+++ RECORD LIST +++

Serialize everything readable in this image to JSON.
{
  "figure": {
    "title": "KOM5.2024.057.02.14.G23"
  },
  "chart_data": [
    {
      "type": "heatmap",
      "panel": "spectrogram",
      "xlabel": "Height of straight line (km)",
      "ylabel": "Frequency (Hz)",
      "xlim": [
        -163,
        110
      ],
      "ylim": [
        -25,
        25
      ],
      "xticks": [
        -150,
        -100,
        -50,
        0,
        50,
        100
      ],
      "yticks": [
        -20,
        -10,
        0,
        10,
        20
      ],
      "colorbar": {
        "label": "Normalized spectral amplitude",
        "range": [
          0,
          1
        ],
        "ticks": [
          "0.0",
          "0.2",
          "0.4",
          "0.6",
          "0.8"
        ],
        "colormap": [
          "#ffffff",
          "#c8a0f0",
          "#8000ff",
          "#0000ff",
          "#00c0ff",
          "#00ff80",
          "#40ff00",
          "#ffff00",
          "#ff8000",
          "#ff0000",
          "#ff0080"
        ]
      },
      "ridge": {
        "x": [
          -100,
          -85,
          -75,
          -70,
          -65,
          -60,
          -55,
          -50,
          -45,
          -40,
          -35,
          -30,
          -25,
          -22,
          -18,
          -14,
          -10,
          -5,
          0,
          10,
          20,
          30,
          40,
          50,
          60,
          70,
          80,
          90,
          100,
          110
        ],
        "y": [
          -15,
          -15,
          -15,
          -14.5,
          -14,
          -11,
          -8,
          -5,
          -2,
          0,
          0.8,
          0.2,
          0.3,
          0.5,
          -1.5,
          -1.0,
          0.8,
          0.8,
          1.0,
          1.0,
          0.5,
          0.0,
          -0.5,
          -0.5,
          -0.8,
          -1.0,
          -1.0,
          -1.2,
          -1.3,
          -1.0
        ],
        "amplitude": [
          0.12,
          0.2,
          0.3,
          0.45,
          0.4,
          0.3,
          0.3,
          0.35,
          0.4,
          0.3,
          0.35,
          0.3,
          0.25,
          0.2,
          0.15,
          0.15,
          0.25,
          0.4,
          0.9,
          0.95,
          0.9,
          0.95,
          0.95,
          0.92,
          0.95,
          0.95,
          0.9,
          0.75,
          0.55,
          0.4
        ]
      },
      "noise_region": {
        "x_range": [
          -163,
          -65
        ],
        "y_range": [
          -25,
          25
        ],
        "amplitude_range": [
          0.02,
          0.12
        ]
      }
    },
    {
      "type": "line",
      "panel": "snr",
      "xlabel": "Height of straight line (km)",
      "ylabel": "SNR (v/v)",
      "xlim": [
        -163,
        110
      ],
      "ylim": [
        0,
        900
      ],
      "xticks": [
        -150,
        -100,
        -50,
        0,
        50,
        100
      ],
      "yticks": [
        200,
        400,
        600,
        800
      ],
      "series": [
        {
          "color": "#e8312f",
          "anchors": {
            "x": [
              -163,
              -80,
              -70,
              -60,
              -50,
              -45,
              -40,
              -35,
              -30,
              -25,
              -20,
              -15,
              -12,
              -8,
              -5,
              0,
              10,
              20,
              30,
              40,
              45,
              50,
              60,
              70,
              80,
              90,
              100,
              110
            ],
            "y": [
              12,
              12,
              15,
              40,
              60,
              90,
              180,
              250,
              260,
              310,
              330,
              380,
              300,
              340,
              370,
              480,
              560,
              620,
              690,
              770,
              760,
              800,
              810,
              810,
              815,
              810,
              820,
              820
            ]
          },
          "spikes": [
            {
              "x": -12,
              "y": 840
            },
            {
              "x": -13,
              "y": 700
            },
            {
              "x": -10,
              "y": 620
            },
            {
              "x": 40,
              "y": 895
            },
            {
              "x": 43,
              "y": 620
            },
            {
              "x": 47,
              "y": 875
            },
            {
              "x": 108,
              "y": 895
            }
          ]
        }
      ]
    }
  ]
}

+++

Reproduce the entries above in full by retyping them exactly.

EXERCISE SOLUTION:
Serialize everything readable in this image to JSON.
{
  "figure": {
    "title": "KOM5.2024.057.02.14.G23"
  },
  "chart_data": [
    {
      "type": "heatmap",
      "panel": "spectrogram",
      "xlabel": "Height of straight line (km)",
      "ylabel": "Frequency (Hz)",
      "xlim": [
        -163,
        110
      ],
      "ylim": [
        -25,
        25
      ],
      "xticks": [
        -150,
        -100,
        -50,
        0,
        50,
        100
      ],
      "yticks": [
        -20,
        -10,
        0,
        10,
        20
      ],
      "colorbar": {
        "label": "Normalized spectral amplitude",
        "range": [
          0,
          1
        ],
        "ticks": [
          "0.0",
          "0.2",
          "0.4",
          "0.6",
          "0.8"
        ],
        "colormap": [
          "#ffffff",
          "#c8a0f0",
          "#8000ff",
          "#0000ff",
          "#00c0ff",
          "#00ff80",
          "#40ff00",
          "#ffff00",
          "#ff8000",
          "#ff0000",
          "#ff0080"
        ]
      },
      "ridge": {
        "x": [
          -100,
          -85,
          -75,
          -70,
          -65,
          -60,
          -55,
          -50,
          -45,
          -40,
          -35,
          -30,
          -25,
          -22,
          -18,
          -14,
          -10,
          -5,
          0,
          10,
          20,
          30,
          40,
          50,
          60,
          70,
          80,
          90,
          100,
          110
        ],
        "y": [
          -15,
          -15,
          -15,
          -14.5,
          -14,
          -11,
          -8,
          -5,
          -2,
          0,
          0.8,
          0.2,
          0.3,
          0.5,
          -1.5,
          -1.0,
          0.8,
          0.8,
          1.0,
          1.0,
          0.5,
          0.0,
          -0.5,
          -0.5,
          -0.8,
          -1.0,
          -1.0,
          -1.2,
          -1.3,
          -1.0
        ],
        "amplitude": [
          0.12,
          0.2,
          0.3,
          0.45,
          0.4,
          0.3,
          0.3,
          0.35,
          0.4,
          0.3,
          0.35,
          0.3,
          0.25,
          0.2,
          0.15,
          0.15,
          0.25,
          0.4,
          0.9,
          0.95,
          0.9,
          0.95,
          0.95,
          0.92,
          0.95,
          0.95,
          0.9,
          0.75,
          0.55,
          0.4
        ]
      },
      "noise_region": {
        "x_range": [
          -163,
          -65
        ],
        "y_range": [
          -25,
          25
        ],
        "amplitude_range": [
          0.02,
          0.12
        ]
      }
    },
    {
      "type": "line",
      "panel": "snr",
      "xlabel": "Height of straight line (km)",
      "ylabel": "SNR (v/v)",
      "xlim": [
        -163,
        110
      ],
      "ylim": [
        0,
        900
      ],
      "xticks": [
        -150,
        -100,
        -50,
        0,
        50,
        100
      ],
      "yticks": [
        200,
        400,
        600,
        800
      ],
      "series": [
        {
          "color": "#e8312f",
          "anchors": {
            "x": [
              -163,
              -80,
              -70,
              -60,
              -50,
              -45,
              -40,
              -35,
              -30,
              -25,
              -20,
              -15,
              -12,
              -8,
              -5,
              0,
              10,
              20,
              30,
              40,
              45,
              50,
              60,
              70,
              80,
              90,
              100,
              110
            ],
            "y": [
              12,
              12,
              15,
              40,
              60,
              90,
              180,
              250,
              260,
              310,
              330,
              380,
              300,
              340,
              370,
              480,
              560,
              620,
              690,
              770,
              760,
              800,
              810,
              810,
              815,
              810,
              820,
              820
            ]
          },
          "spikes": [
            {
              "x": -12,
              "y": 840
            },
            {
              "x": -13,
              "y": 700
            },
            {
              "x": -10,
              "y": 620
            },
            {
              "x": 40,
              "y": 895
            },
            {
              "x": 43,
              "y": 620
            },
            {
              "x": 47,
              "y": 875
            },
            {
              "x": 108,
              "y": 895
            }
          ]
        }
      ]
    }
  ]
}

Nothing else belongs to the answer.